- GOAL: Leave out the images; return the rest of the data exactly.

- MATERIAL TO PROCESS:
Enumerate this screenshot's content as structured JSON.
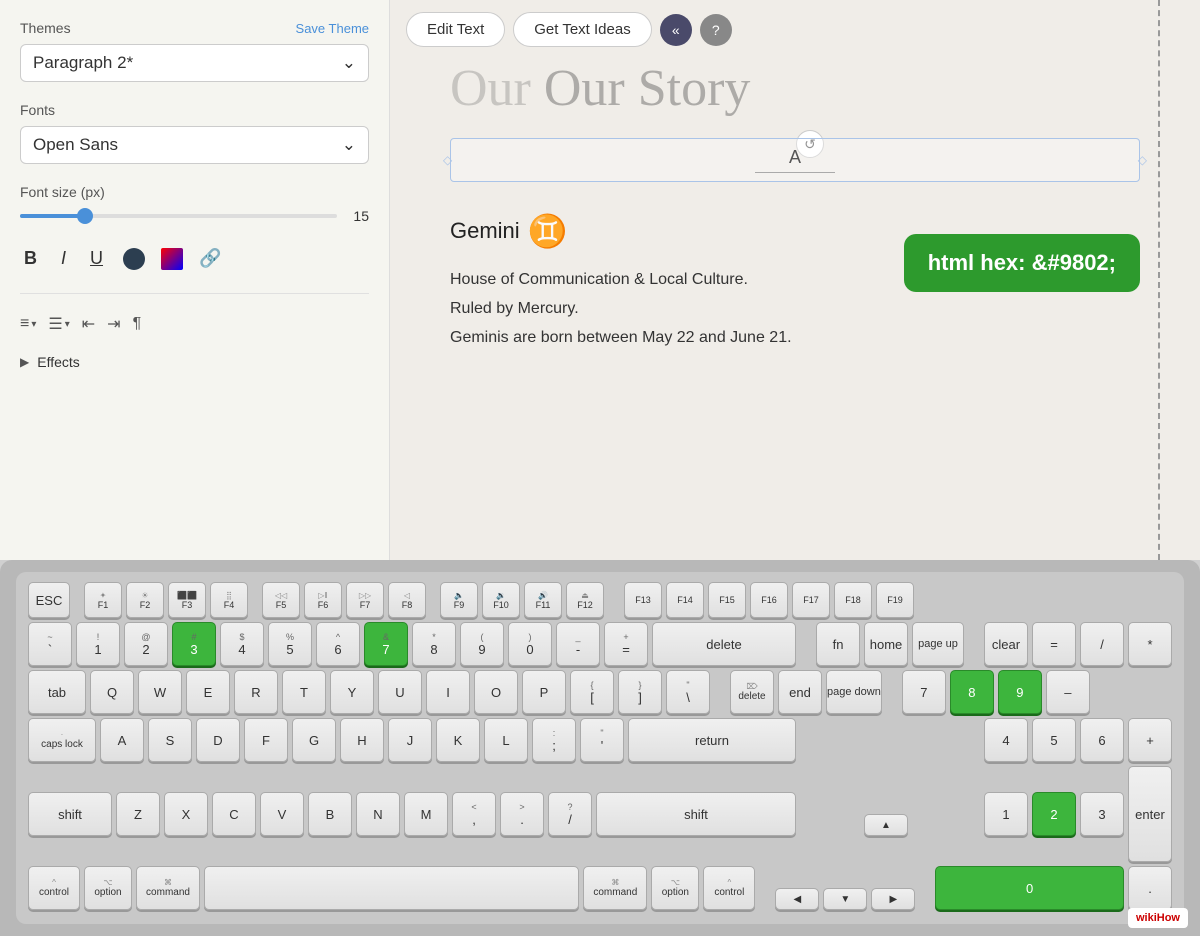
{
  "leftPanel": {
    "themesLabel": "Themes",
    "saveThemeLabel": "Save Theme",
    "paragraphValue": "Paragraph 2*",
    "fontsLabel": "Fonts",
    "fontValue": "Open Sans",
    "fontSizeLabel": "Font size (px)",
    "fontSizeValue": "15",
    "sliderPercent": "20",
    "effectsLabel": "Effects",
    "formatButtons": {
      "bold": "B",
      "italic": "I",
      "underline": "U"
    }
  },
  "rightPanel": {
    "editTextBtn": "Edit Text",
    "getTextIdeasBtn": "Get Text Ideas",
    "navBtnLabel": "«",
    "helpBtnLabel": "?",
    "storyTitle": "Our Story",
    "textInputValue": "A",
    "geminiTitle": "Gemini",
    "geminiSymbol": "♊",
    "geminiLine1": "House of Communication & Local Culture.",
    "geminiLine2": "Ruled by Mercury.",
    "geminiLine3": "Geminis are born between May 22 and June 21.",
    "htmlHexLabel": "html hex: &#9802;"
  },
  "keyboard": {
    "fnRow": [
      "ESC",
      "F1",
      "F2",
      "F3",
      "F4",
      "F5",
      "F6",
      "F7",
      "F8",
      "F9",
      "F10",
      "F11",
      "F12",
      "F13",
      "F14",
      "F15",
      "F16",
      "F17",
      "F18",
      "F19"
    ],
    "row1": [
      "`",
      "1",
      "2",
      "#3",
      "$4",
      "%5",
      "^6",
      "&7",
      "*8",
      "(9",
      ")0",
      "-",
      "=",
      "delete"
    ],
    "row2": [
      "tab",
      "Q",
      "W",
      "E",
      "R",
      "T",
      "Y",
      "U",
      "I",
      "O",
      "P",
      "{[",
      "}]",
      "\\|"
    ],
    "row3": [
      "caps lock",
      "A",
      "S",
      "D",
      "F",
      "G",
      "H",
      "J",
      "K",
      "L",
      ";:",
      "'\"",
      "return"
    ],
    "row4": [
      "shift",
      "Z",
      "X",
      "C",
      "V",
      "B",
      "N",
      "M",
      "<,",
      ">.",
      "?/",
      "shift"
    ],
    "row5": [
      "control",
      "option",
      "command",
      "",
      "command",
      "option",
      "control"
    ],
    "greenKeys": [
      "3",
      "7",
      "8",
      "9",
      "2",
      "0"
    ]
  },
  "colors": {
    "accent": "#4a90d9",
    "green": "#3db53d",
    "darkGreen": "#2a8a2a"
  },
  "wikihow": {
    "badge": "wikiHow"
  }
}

- WRITTEN REPLY:
Enumerate this screenshot's content as structured JSON.
{
  "leftPanel": {
    "themesLabel": "Themes",
    "saveThemeLabel": "Save Theme",
    "paragraphValue": "Paragraph 2*",
    "fontsLabel": "Fonts",
    "fontValue": "Open Sans",
    "fontSizeLabel": "Font size (px)",
    "fontSizeValue": "15",
    "sliderPercent": "20",
    "effectsLabel": "Effects",
    "formatButtons": {
      "bold": "B",
      "italic": "I",
      "underline": "U"
    }
  },
  "rightPanel": {
    "editTextBtn": "Edit Text",
    "getTextIdeasBtn": "Get Text Ideas",
    "navBtnLabel": "«",
    "helpBtnLabel": "?",
    "storyTitle": "Our Story",
    "textInputValue": "A",
    "geminiTitle": "Gemini",
    "geminiSymbol": "♊",
    "geminiLine1": "House of Communication & Local Culture.",
    "geminiLine2": "Ruled by Mercury.",
    "geminiLine3": "Geminis are born between May 22 and June 21.",
    "htmlHexLabel": "html hex: &#9802;"
  },
  "keyboard": {
    "fnRow": [
      "ESC",
      "F1",
      "F2",
      "F3",
      "F4",
      "F5",
      "F6",
      "F7",
      "F8",
      "F9",
      "F10",
      "F11",
      "F12",
      "F13",
      "F14",
      "F15",
      "F16",
      "F17",
      "F18",
      "F19"
    ],
    "row1": [
      "`",
      "1",
      "2",
      "#3",
      "$4",
      "%5",
      "^6",
      "&7",
      "*8",
      "(9",
      ")0",
      "-",
      "=",
      "delete"
    ],
    "row2": [
      "tab",
      "Q",
      "W",
      "E",
      "R",
      "T",
      "Y",
      "U",
      "I",
      "O",
      "P",
      "{[",
      "}]",
      "\\|"
    ],
    "row3": [
      "caps lock",
      "A",
      "S",
      "D",
      "F",
      "G",
      "H",
      "J",
      "K",
      "L",
      ";:",
      "'\"",
      "return"
    ],
    "row4": [
      "shift",
      "Z",
      "X",
      "C",
      "V",
      "B",
      "N",
      "M",
      "<,",
      ">.",
      "?/",
      "shift"
    ],
    "row5": [
      "control",
      "option",
      "command",
      "",
      "command",
      "option",
      "control"
    ],
    "greenKeys": [
      "3",
      "7",
      "8",
      "9",
      "2",
      "0"
    ]
  },
  "colors": {
    "accent": "#4a90d9",
    "green": "#3db53d",
    "darkGreen": "#2a8a2a"
  },
  "wikihow": {
    "badge": "wikiHow"
  }
}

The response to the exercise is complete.